━━━ Rows ━━━
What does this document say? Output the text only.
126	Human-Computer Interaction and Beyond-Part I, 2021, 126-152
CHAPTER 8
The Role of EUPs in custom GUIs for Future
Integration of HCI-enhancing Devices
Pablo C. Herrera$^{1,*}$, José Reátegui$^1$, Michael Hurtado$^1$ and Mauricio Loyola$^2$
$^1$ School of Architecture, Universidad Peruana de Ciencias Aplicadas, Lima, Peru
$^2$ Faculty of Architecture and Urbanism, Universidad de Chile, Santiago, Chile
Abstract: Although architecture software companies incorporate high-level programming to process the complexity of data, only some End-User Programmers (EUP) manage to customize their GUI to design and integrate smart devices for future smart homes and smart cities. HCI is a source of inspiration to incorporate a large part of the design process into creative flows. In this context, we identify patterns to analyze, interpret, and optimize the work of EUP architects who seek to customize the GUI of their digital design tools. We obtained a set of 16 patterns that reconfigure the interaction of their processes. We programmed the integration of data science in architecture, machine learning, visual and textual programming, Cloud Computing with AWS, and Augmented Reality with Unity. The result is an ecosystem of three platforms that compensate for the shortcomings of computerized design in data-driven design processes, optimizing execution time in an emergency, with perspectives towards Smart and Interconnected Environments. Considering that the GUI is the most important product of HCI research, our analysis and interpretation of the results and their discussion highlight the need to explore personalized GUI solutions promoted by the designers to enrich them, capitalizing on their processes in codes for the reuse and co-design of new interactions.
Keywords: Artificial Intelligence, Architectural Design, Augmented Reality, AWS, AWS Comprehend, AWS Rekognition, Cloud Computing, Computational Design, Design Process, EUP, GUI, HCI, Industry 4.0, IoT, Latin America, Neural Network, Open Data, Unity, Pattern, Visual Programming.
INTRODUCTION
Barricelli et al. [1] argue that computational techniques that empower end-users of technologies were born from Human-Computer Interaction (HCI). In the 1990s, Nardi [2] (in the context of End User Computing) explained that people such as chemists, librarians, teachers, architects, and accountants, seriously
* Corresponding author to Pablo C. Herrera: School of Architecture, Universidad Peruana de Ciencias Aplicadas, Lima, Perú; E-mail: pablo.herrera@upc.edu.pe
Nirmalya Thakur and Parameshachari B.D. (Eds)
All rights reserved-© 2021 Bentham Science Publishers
━━━
■ Short problem ■
For the string "Pablo", count the lines of the entries above that include it; answer with the number only.

■ Final result ■
2